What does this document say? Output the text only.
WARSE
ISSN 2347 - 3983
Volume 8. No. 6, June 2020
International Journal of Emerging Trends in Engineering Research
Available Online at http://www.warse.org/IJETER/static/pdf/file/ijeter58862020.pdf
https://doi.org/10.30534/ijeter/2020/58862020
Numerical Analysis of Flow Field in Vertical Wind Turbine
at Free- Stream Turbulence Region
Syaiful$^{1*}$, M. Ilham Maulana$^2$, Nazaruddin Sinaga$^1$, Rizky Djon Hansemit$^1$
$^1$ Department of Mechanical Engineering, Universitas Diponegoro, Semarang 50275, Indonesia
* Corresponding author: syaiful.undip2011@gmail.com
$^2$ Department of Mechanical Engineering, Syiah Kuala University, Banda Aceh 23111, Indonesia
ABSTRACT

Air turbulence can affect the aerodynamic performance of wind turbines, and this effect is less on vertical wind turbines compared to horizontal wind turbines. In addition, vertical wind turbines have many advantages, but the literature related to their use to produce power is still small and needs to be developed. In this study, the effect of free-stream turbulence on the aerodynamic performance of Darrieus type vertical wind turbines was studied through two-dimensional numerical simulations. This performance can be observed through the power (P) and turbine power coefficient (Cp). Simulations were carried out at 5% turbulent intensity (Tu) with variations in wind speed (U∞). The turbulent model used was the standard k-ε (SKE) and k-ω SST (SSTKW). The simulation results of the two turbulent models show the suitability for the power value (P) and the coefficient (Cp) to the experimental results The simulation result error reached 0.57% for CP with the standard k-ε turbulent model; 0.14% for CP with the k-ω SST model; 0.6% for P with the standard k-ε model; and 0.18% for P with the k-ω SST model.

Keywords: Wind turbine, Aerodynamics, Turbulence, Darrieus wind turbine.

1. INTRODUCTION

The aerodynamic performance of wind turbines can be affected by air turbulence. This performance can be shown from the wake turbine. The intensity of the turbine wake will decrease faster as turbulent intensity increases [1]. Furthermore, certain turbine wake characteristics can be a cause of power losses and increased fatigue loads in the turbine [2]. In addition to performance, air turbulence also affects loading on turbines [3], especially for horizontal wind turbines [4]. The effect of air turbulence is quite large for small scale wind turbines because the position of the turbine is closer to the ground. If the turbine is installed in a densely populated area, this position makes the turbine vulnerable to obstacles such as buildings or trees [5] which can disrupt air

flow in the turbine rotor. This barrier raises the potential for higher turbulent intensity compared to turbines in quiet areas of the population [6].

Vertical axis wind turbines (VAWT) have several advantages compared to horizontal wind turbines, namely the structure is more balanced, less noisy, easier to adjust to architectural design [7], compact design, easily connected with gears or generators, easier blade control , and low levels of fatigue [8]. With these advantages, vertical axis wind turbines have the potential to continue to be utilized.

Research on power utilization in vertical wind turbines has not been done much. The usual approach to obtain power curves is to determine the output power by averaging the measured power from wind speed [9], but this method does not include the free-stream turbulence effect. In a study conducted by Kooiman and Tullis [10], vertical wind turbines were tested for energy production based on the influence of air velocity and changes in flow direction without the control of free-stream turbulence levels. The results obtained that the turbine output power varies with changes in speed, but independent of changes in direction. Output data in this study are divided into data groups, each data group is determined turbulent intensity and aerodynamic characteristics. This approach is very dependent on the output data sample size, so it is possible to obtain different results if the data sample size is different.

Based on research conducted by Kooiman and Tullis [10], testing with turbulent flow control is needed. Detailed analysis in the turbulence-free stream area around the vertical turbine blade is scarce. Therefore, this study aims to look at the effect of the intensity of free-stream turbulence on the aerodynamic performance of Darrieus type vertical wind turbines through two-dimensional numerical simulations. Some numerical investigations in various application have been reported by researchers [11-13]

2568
* * * *
» **WHAT YOU SHOULD DO**:
Say, as a number only, how many lines of the data contain "Engineering".

» **TASK RESULT**:
3